═════ Task material

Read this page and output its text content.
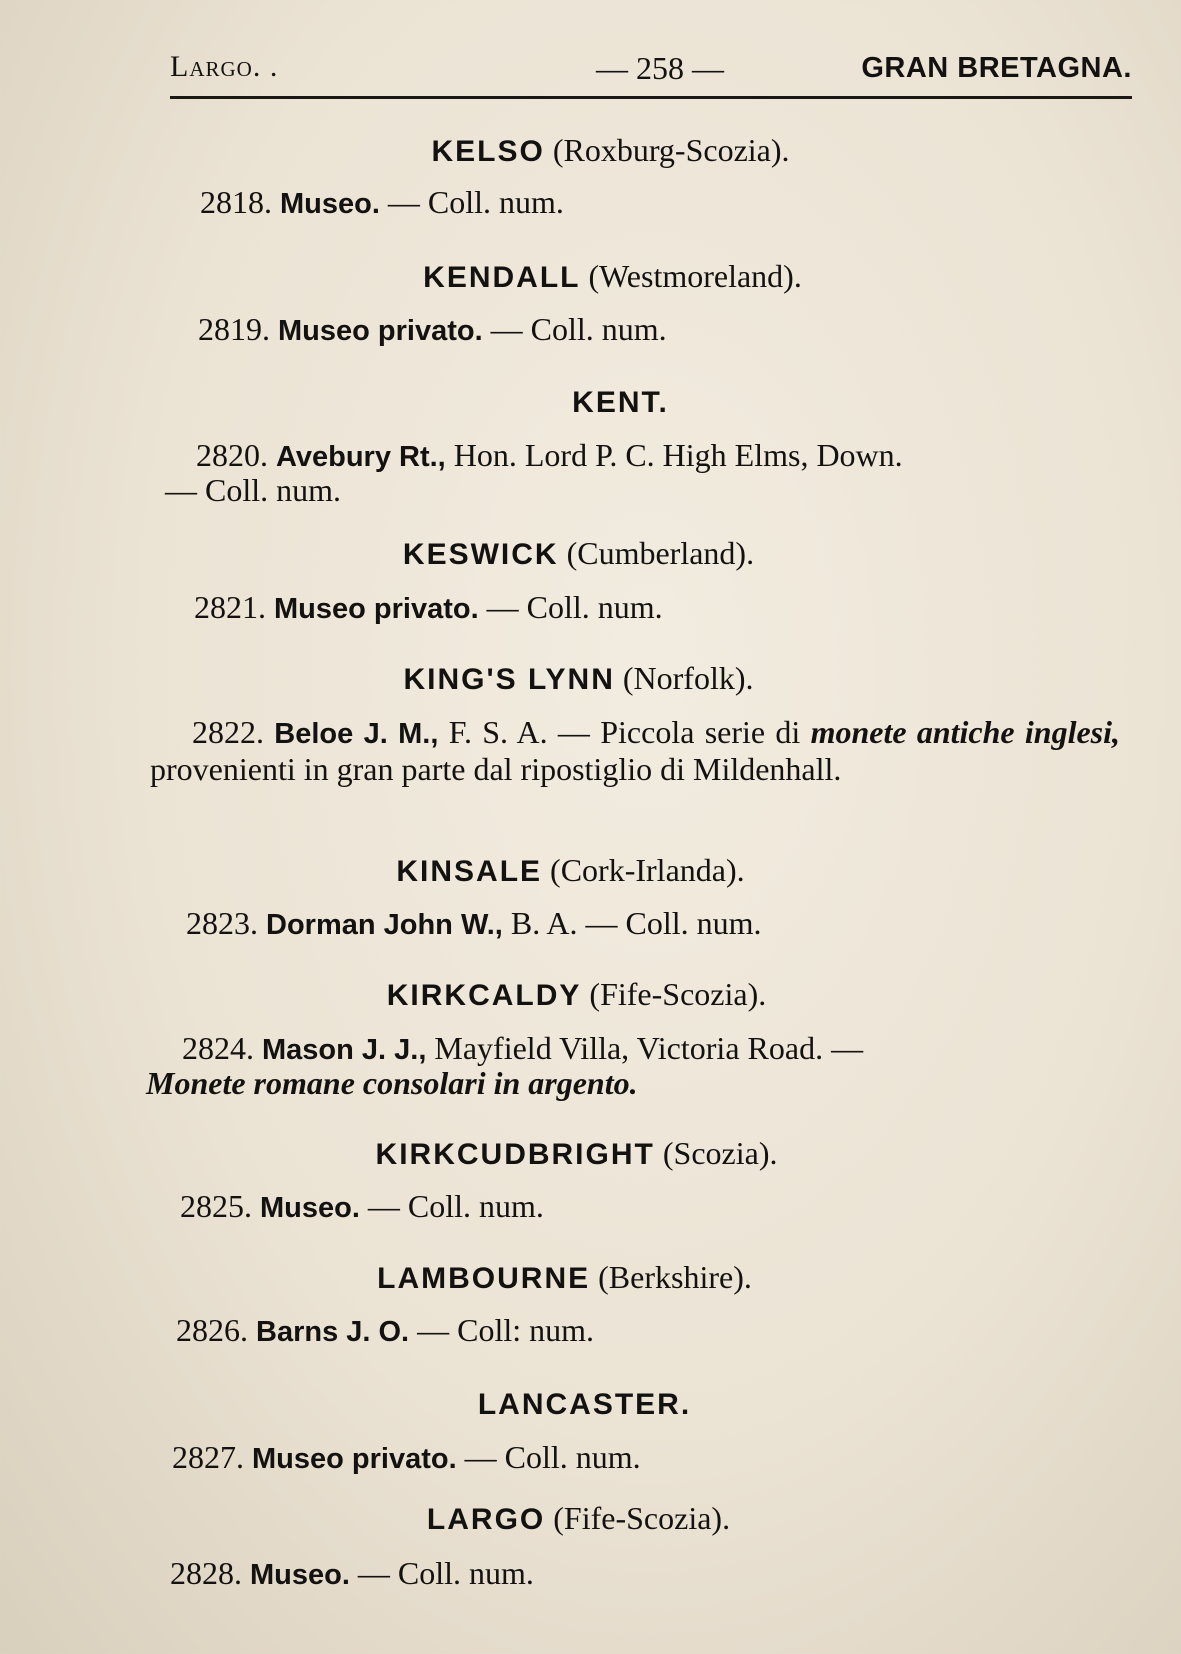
Largo. .	— 258 —	GRAN BRETAGNA.
KELSO (Roxburg-Scozia).
2818. Museo. — Coll. num.
KENDALL (Westmoreland).
2819. Museo privato. — Coll. num.
KENT.
2820. Avebury Rt., Hon. Lord P. C. High Elms, Down.
— Coll. num.
KESWICK (Cumberland).
2821. Museo privato. — Coll. num.
KING'S LYNN (Norfolk).
2822. Beloe J. M., F. S. A. — Piccola serie di monete antiche inglesi, provenienti in gran parte dal ripostiglio di Mildenhall.
KINSALE (Cork-Irlanda).
2823. Dorman John W., B. A. — Coll. num.
KIRKCALDY (Fife-Scozia).
2824. Mason J. J., Mayfield Villa, Victoria Road. —
Monete romane consolari in argento.
KIRKCUDBRIGHT (Scozia).
2825. Museo. — Coll. num.
LAMBOURNE (Berkshire).
2826. Barns J. O. — Coll: num.
LANCASTER.
2827. Museo privato. — Coll. num.
LARGO (Fife-Scozia).
2828. Museo. — Coll. num.
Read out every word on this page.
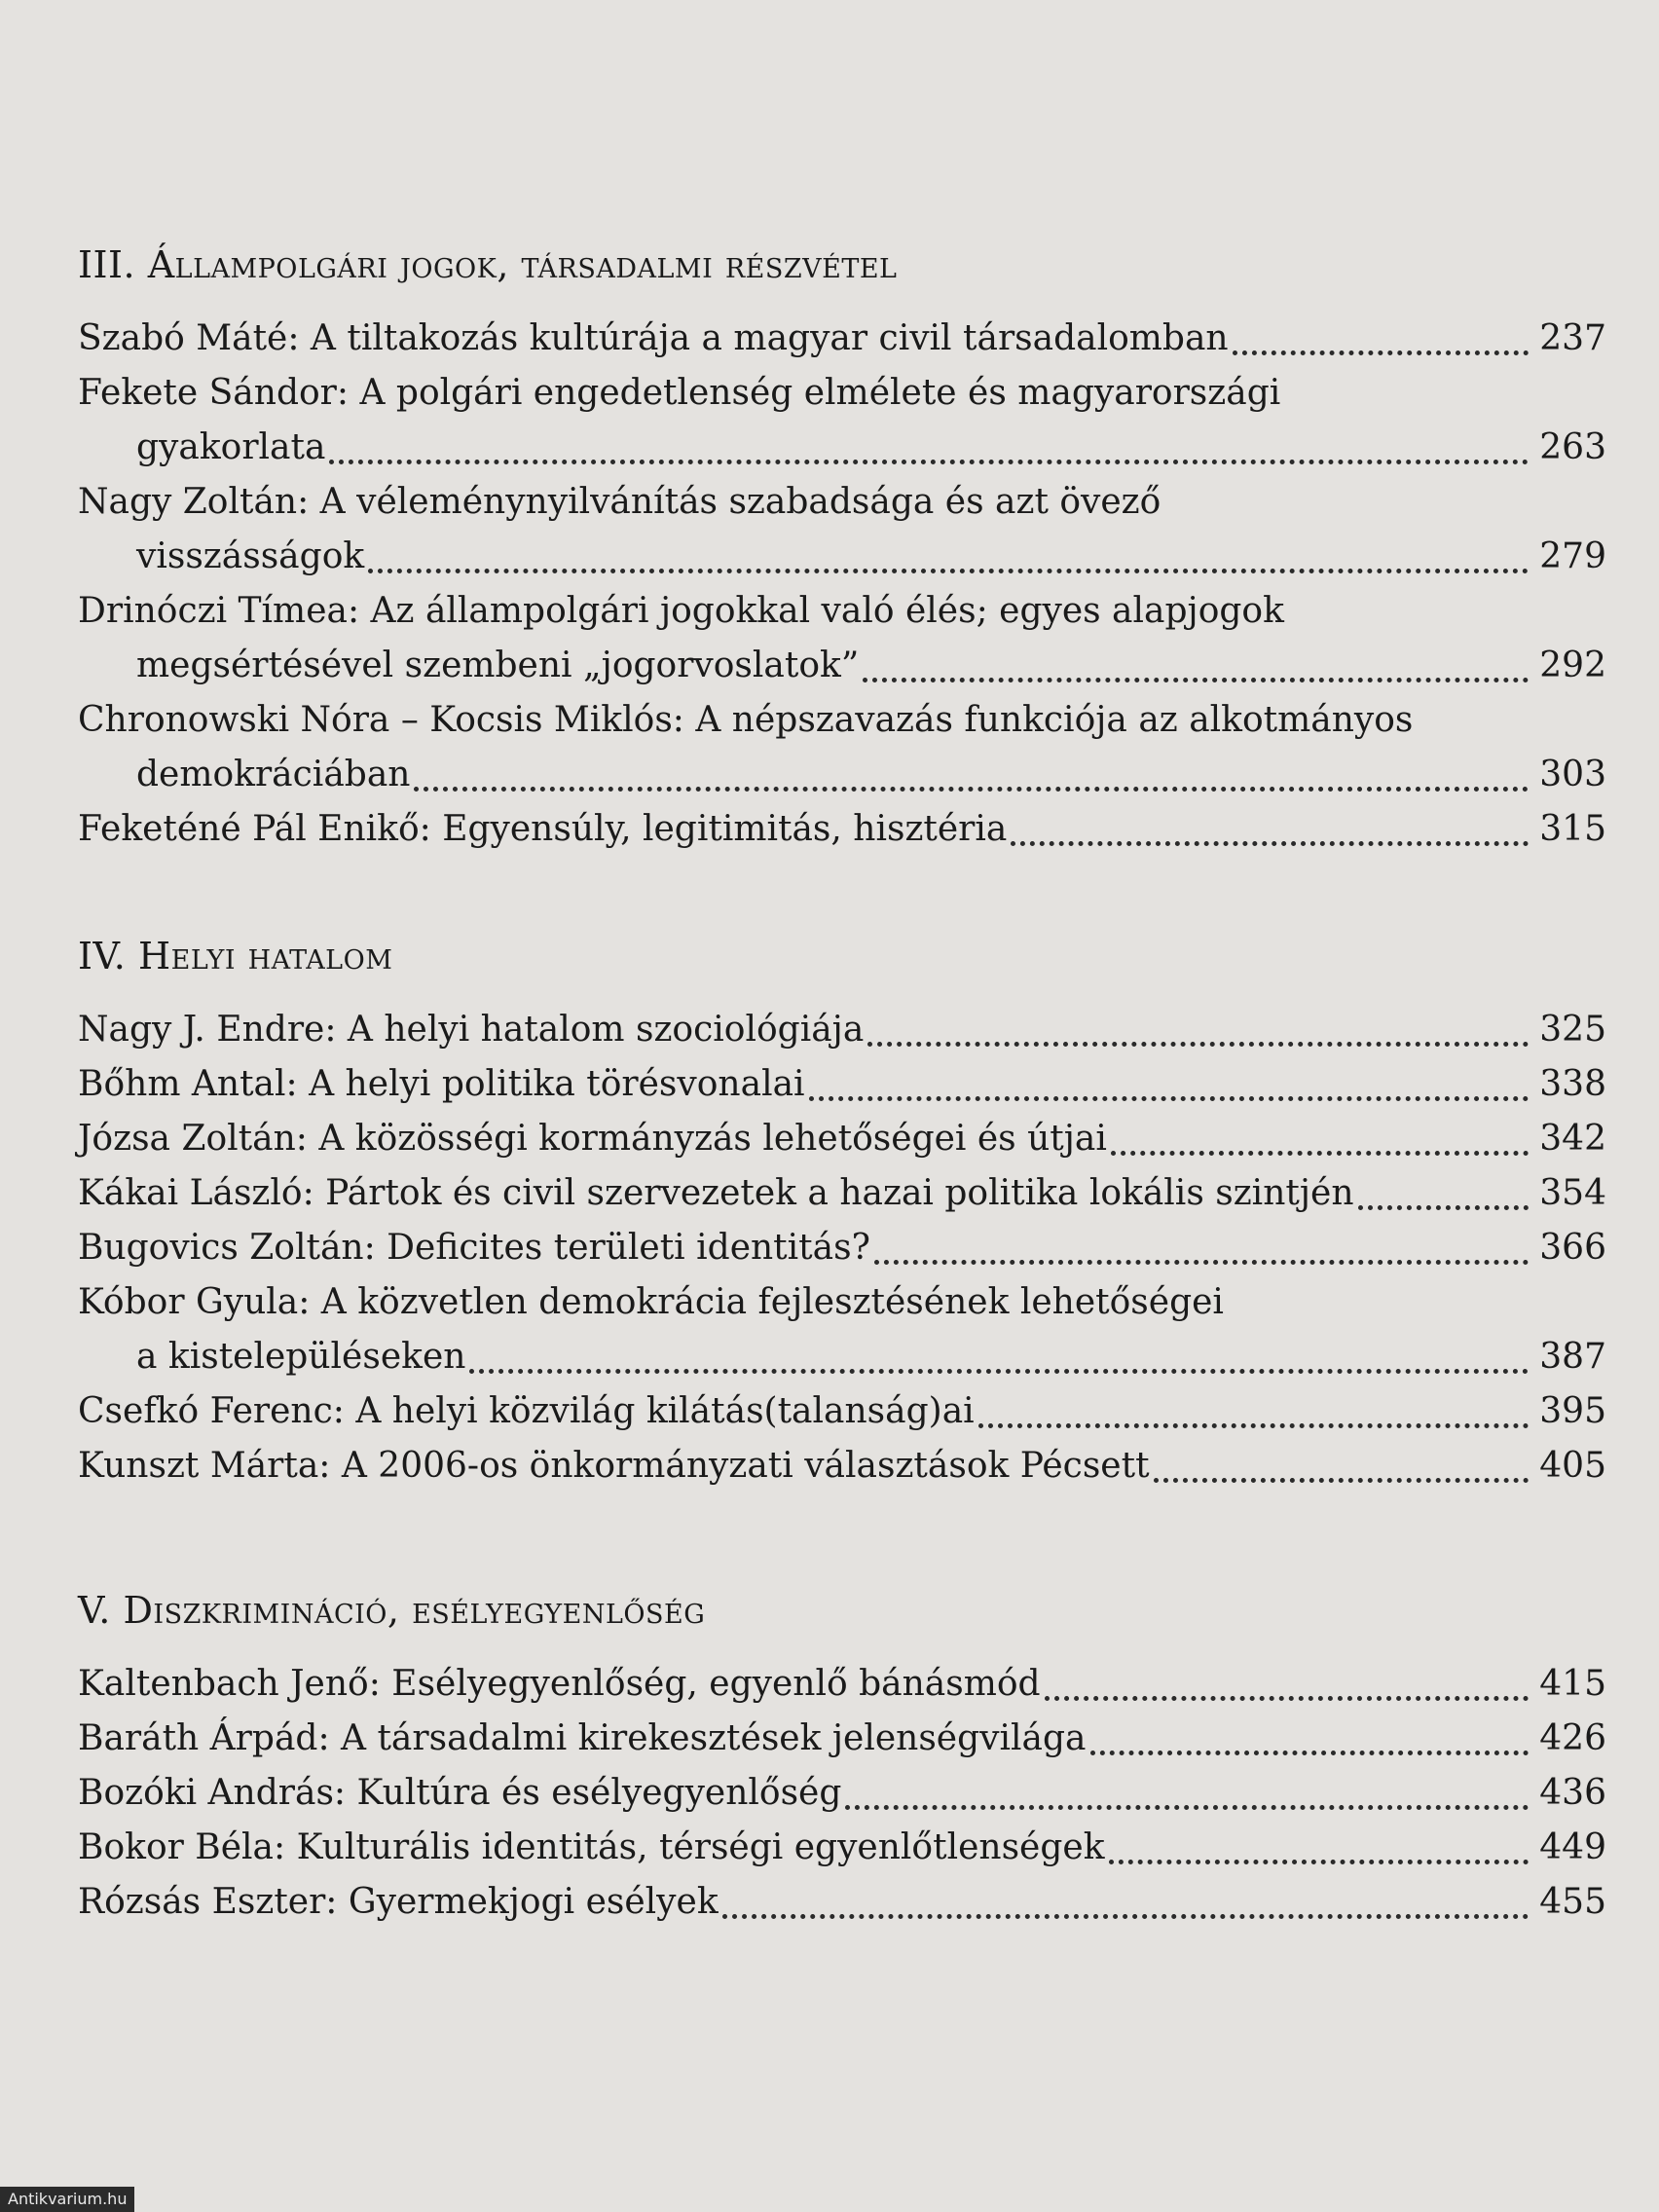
III. Állampolgári jogok, társadalmi részvétel
Szabó Máté: A tiltakozás kultúrája a magyar civil társadalomban	237
Fekete Sándor: A polgári engedetlenség elmélete és magyarországi
gyakorlata	263
Nagy Zoltán: A véleménynyilvánítás szabadsága és azt övező
visszásságok	279
Drinóczi Tímea: Az állampolgári jogokkal való élés; egyes alapjogok
megsértésével szembeni „jogorvoslatok”	292
Chronowski Nóra – Kocsis Miklós: A népszavazás funkciója az alkotmányos
demokráciában	303
Feketéné Pál Enikő: Egyensúly, legitimitás, hisztéria	315
IV. Helyi hatalom
Nagy J. Endre: A helyi hatalom szociológiája	325
Bőhm Antal: A helyi politika törésvonalai	338
Józsa Zoltán: A közösségi kormányzás lehetőségei és útjai	342
Kákai László: Pártok és civil szervezetek a hazai politika lokális szintjén	354
Bugovics Zoltán: Deficites területi identitás?	366
Kóbor Gyula: A közvetlen demokrácia fejlesztésének lehetőségei
a kistelepüléseken	387
Csefkó Ferenc: A helyi közvilág kilátás(talanság)ai	395
Kunszt Márta: A 2006-os önkormányzati választások Pécsett	405
V. Diszkrimináció, esélyegyenlőség
Kaltenbach Jenő: Esélyegyenlőség, egyenlő bánásmód	415
Baráth Árpád: A társadalmi kirekesztések jelenségvilága	426
Bozóki András: Kultúra és esélyegyenlőség	436
Bokor Béla: Kulturális identitás, térségi egyenlőtlenségek	449
Rózsás Eszter: Gyermekjogi esélyek	455
Antikvarium.hu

══════════

**Exercise objective:** State only how many lines in the material include "identitás".

**In response:** 2